Aim
From the entries below, list each line with "Brick".

Record set
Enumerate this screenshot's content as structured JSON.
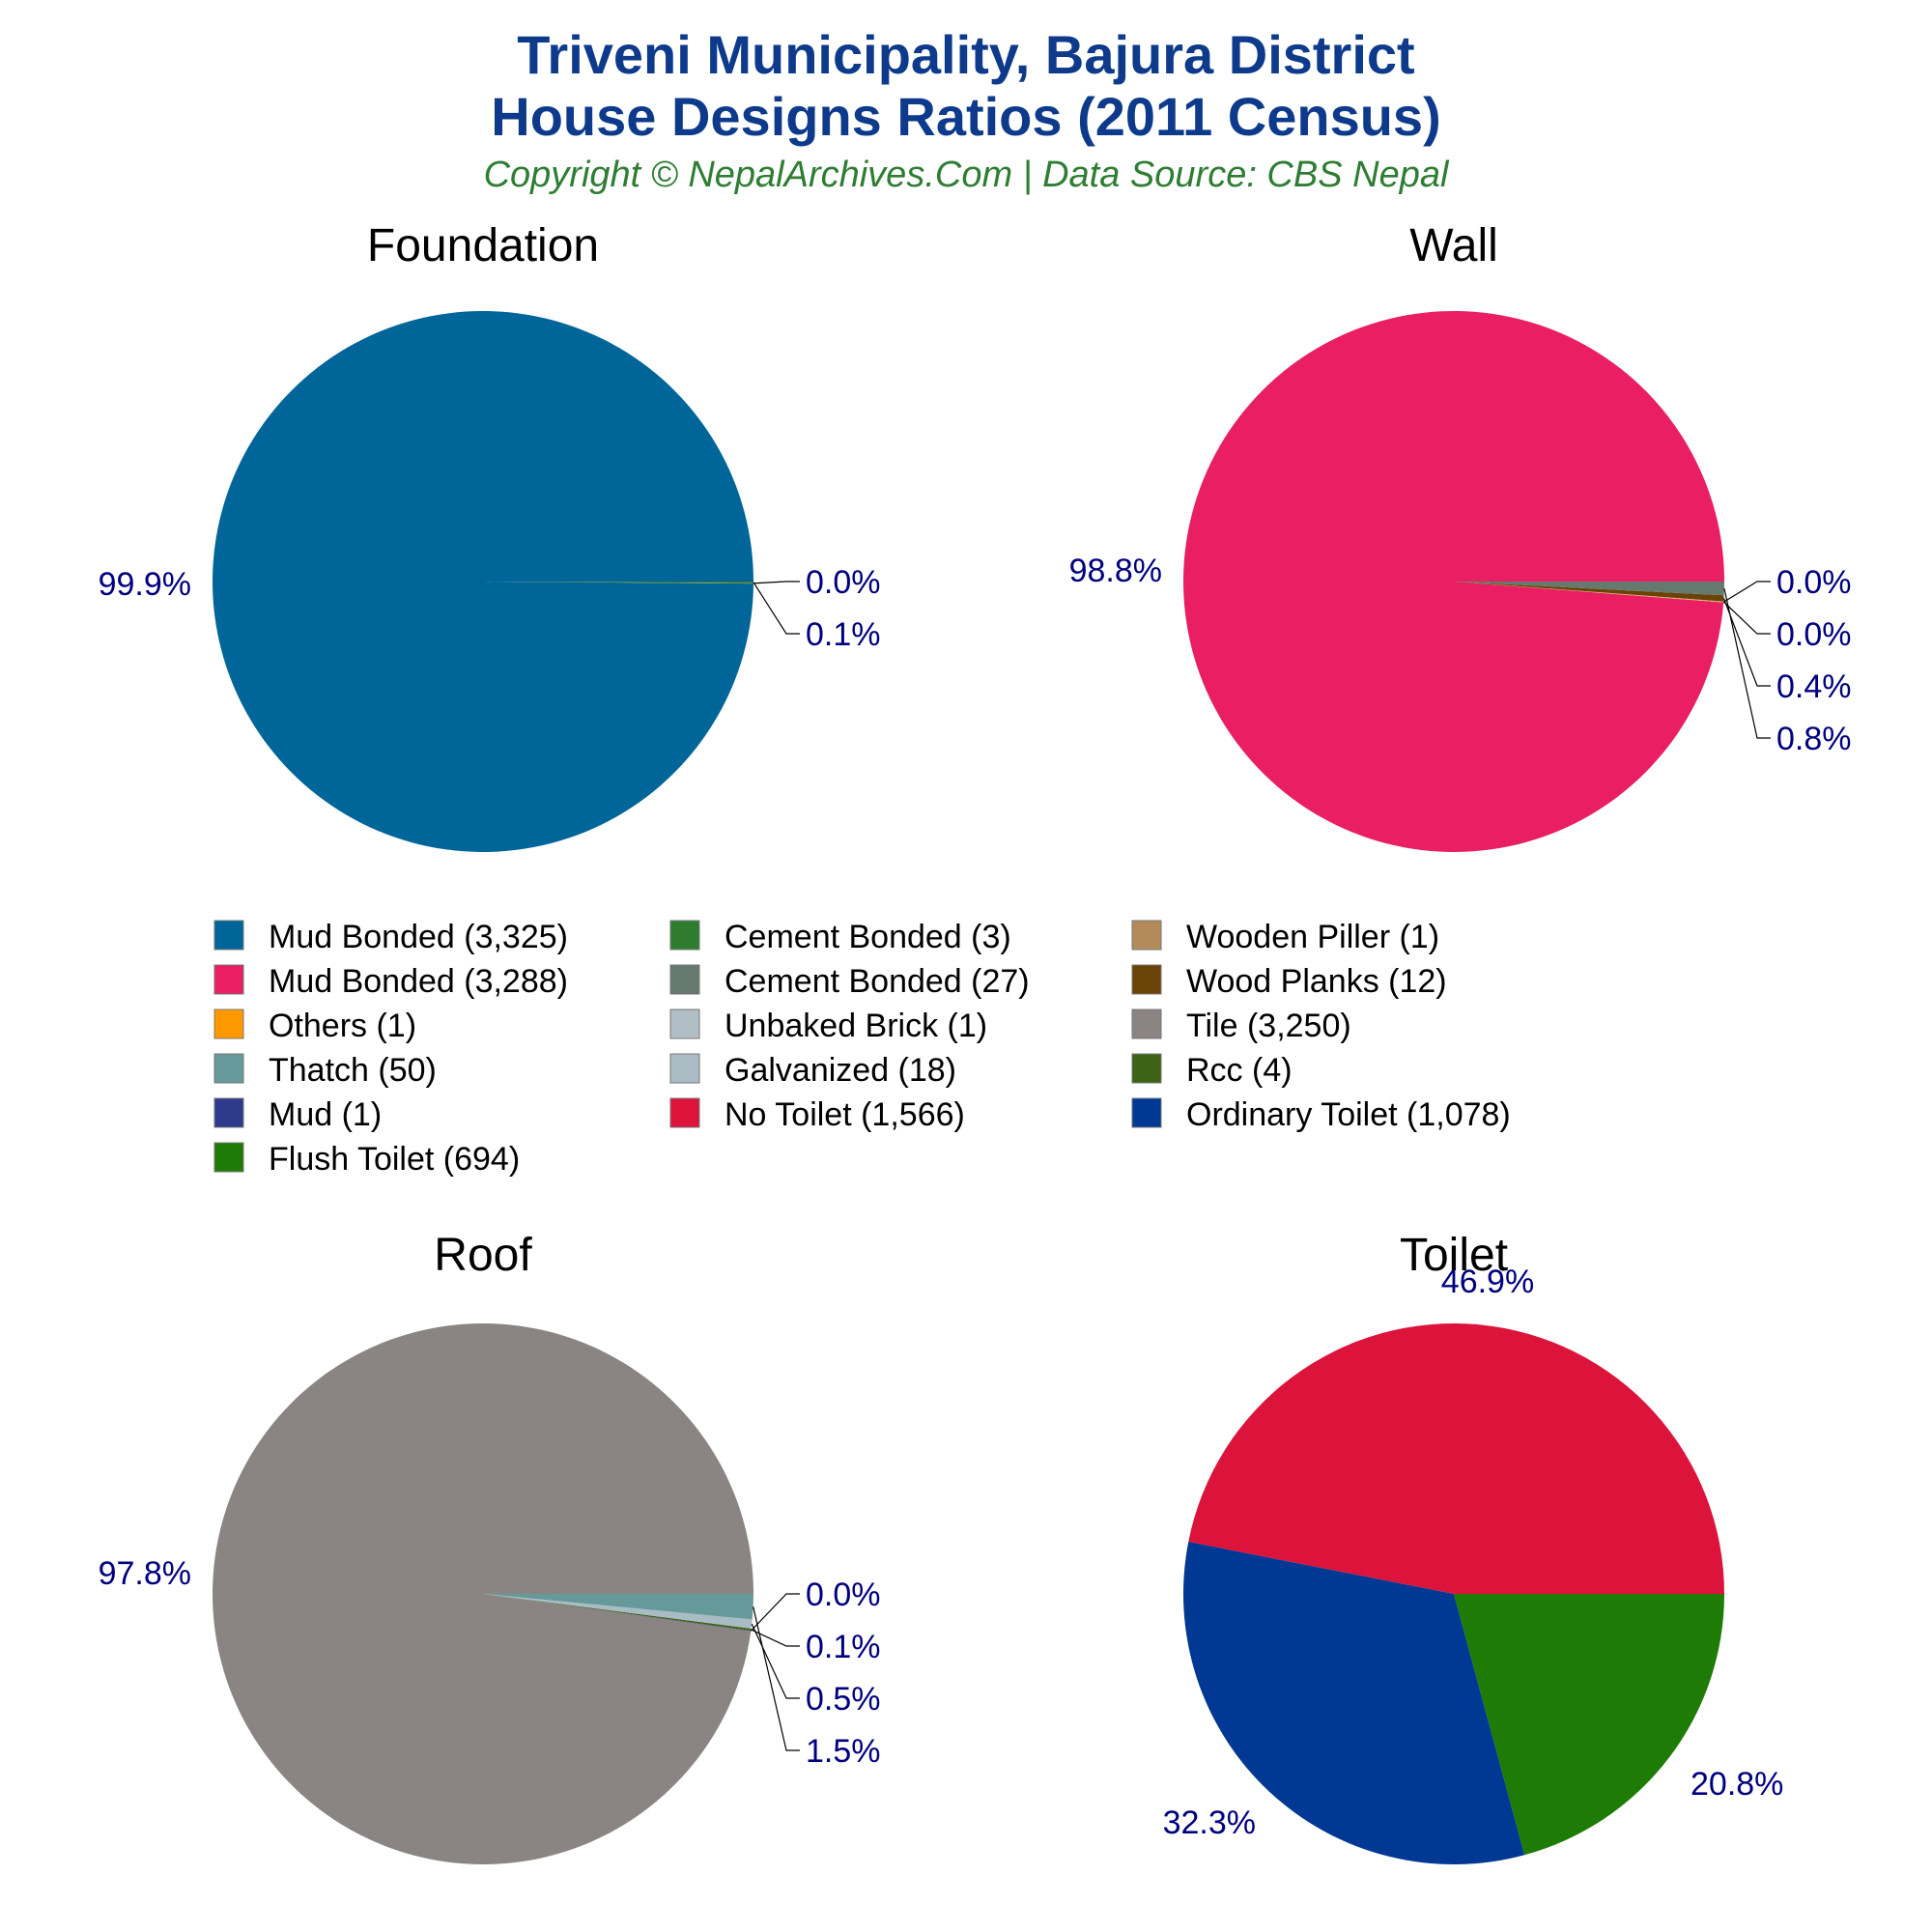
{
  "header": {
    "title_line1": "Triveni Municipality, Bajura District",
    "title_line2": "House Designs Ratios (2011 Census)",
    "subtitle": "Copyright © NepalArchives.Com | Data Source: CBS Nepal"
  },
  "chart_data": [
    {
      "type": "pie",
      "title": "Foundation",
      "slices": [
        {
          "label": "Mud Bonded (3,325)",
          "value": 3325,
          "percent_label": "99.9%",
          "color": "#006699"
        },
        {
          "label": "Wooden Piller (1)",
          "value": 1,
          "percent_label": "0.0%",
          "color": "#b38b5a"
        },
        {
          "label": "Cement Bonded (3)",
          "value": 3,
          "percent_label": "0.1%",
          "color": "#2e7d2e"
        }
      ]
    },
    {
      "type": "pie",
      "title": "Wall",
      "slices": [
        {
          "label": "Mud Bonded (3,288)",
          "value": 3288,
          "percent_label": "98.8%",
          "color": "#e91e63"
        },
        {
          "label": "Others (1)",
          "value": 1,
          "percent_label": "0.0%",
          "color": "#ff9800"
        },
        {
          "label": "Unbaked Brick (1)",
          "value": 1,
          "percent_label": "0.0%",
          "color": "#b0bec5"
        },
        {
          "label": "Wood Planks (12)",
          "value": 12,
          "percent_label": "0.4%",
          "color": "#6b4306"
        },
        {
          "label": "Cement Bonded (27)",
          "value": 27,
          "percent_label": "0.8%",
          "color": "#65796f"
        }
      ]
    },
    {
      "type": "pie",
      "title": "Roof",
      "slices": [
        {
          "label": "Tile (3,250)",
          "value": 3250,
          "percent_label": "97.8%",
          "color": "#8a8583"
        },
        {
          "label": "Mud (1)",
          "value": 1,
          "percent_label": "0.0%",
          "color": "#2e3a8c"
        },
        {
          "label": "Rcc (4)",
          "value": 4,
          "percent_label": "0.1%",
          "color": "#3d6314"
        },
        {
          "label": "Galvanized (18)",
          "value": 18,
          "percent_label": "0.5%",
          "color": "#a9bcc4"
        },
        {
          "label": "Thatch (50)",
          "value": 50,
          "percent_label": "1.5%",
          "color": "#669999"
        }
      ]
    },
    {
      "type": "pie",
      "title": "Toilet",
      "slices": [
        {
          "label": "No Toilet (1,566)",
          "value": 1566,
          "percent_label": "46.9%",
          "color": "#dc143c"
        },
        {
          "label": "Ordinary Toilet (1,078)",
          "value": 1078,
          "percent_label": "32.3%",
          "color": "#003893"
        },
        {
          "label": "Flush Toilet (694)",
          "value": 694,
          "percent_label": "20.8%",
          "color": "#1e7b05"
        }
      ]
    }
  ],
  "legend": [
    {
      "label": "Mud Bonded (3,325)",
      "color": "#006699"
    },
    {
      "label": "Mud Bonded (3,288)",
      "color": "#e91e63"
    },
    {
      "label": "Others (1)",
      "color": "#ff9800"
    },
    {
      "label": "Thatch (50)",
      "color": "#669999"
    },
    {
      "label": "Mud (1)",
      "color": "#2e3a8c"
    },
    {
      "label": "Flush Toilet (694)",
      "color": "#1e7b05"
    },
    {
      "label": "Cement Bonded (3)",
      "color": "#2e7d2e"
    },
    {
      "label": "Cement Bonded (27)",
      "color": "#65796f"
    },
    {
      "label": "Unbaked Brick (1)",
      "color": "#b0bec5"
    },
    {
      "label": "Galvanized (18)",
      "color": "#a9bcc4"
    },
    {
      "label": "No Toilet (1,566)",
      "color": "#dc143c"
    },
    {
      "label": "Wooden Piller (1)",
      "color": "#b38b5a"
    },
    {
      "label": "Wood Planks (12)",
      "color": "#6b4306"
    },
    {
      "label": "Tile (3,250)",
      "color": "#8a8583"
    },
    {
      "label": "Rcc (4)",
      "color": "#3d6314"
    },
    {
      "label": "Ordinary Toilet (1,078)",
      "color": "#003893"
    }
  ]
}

Answer
          "label": "Unbaked Brick (1)",
      "label": "Unbaked Brick (1)",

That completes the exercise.